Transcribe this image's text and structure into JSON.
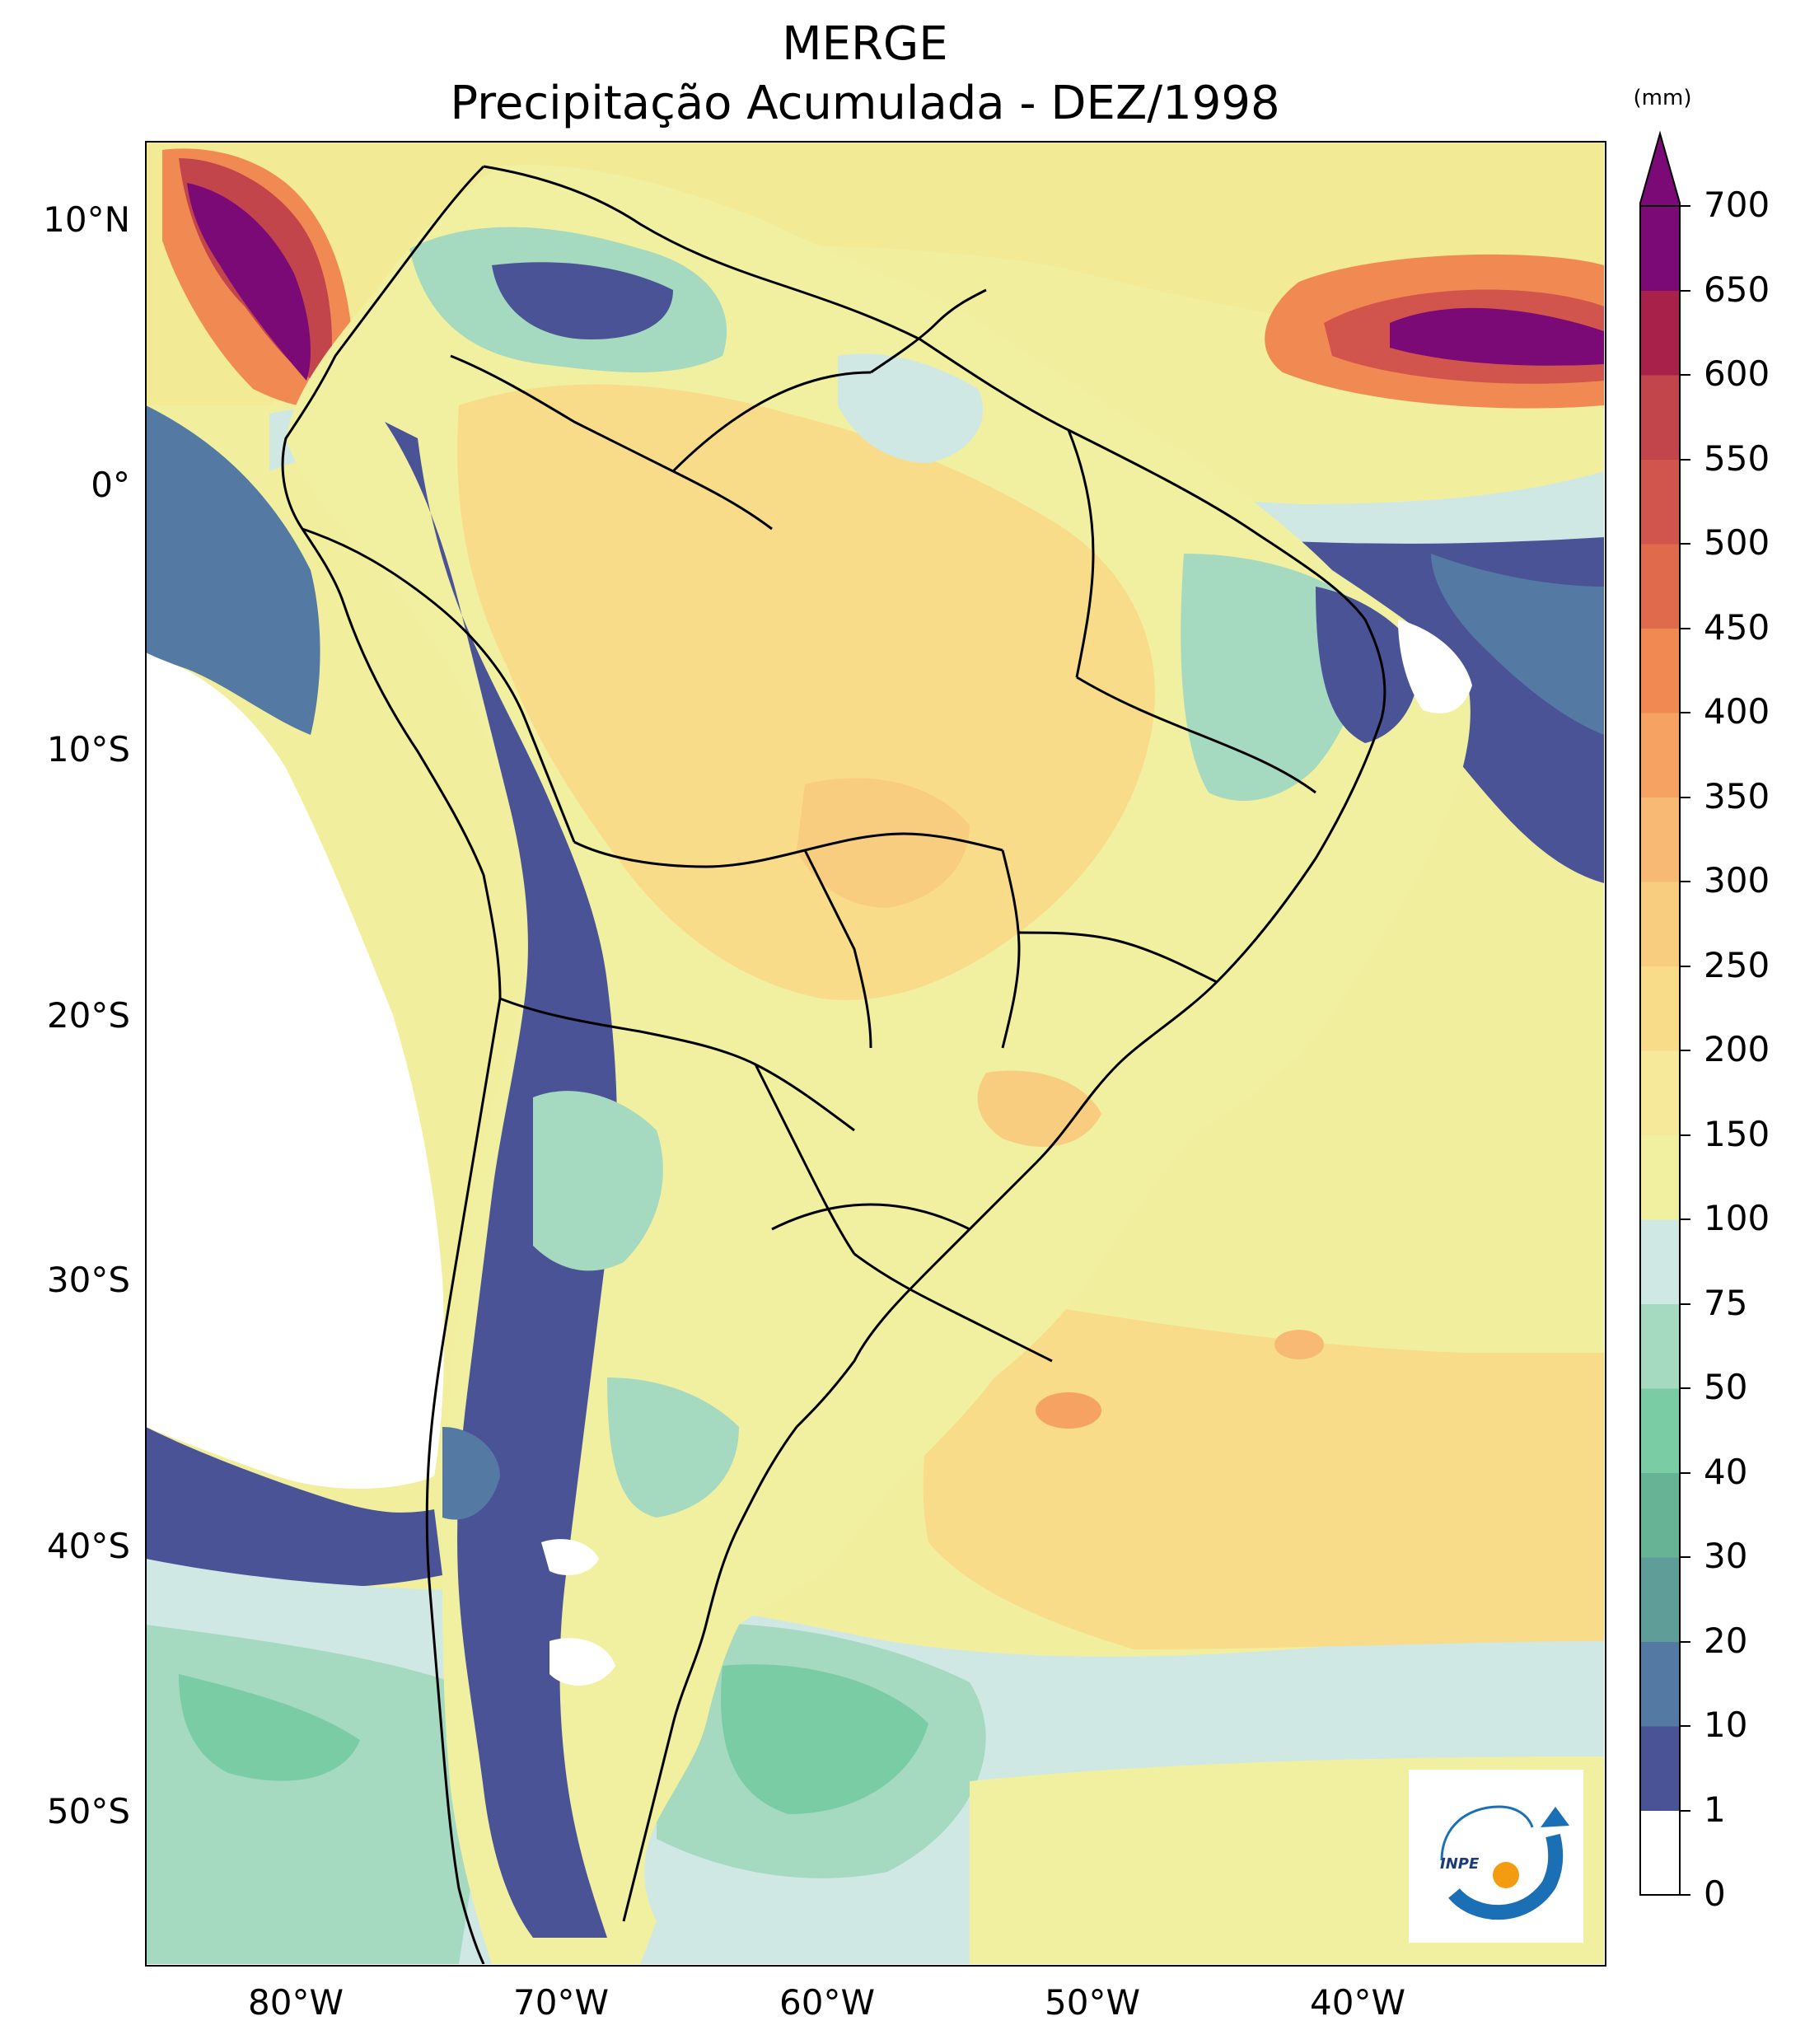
{
  "title": {
    "line1": "MERGE",
    "line2": "Precipitação Acumulada - DEZ/1998"
  },
  "axes": {
    "lat_ticks": [
      "10°N",
      "0°",
      "10°S",
      "20°S",
      "30°S",
      "40°S",
      "50°S"
    ],
    "lon_ticks": [
      "80°W",
      "70°W",
      "60°W",
      "50°W",
      "40°W"
    ]
  },
  "colorbar": {
    "unit": "(mm)",
    "levels": [
      "0",
      "1",
      "10",
      "20",
      "30",
      "40",
      "50",
      "75",
      "100",
      "150",
      "200",
      "250",
      "300",
      "350",
      "400",
      "450",
      "500",
      "550",
      "600",
      "650",
      "700"
    ],
    "colors": [
      "#ffffff",
      "#4a5396",
      "#5479a3",
      "#5f9e98",
      "#66b495",
      "#79cca3",
      "#a5d9c0",
      "#cfe8e4",
      "#f1f0a0",
      "#f6e99a",
      "#f8dc8a",
      "#f8cd80",
      "#f7b974",
      "#f5a263",
      "#f08a52",
      "#e06a4c",
      "#d1554c",
      "#c2454c",
      "#a8214b",
      "#7b0a76"
    ],
    "extend": "max"
  },
  "logo": {
    "text": "INPE",
    "colors": {
      "arc": "#1a6fb5",
      "dot": "#f39c12"
    }
  },
  "map": {
    "extent": {
      "lon": [
        -85,
        -30
      ],
      "lat": [
        -56,
        12.5
      ]
    }
  }
}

□ □ □

(EXERCISE) Drop the images and quote the entries word for word.

(EXPECTED ANSWER)
Transcribe this image's text and structure into JSON.
{
  "title": {
    "line1": "MERGE",
    "line2": "Precipitação Acumulada - DEZ/1998"
  },
  "axes": {
    "lat_ticks": [
      "10°N",
      "0°",
      "10°S",
      "20°S",
      "30°S",
      "40°S",
      "50°S"
    ],
    "lon_ticks": [
      "80°W",
      "70°W",
      "60°W",
      "50°W",
      "40°W"
    ]
  },
  "colorbar": {
    "unit": "(mm)",
    "levels": [
      "0",
      "1",
      "10",
      "20",
      "30",
      "40",
      "50",
      "75",
      "100",
      "150",
      "200",
      "250",
      "300",
      "350",
      "400",
      "450",
      "500",
      "550",
      "600",
      "650",
      "700"
    ],
    "colors": [
      "#ffffff",
      "#4a5396",
      "#5479a3",
      "#5f9e98",
      "#66b495",
      "#79cca3",
      "#a5d9c0",
      "#cfe8e4",
      "#f1f0a0",
      "#f6e99a",
      "#f8dc8a",
      "#f8cd80",
      "#f7b974",
      "#f5a263",
      "#f08a52",
      "#e06a4c",
      "#d1554c",
      "#c2454c",
      "#a8214b",
      "#7b0a76"
    ],
    "extend": "max"
  },
  "logo": {
    "text": "INPE",
    "colors": {
      "arc": "#1a6fb5",
      "dot": "#f39c12"
    }
  },
  "map": {
    "extent": {
      "lon": [
        -85,
        -30
      ],
      "lat": [
        -56,
        12.5
      ]
    }
  }
}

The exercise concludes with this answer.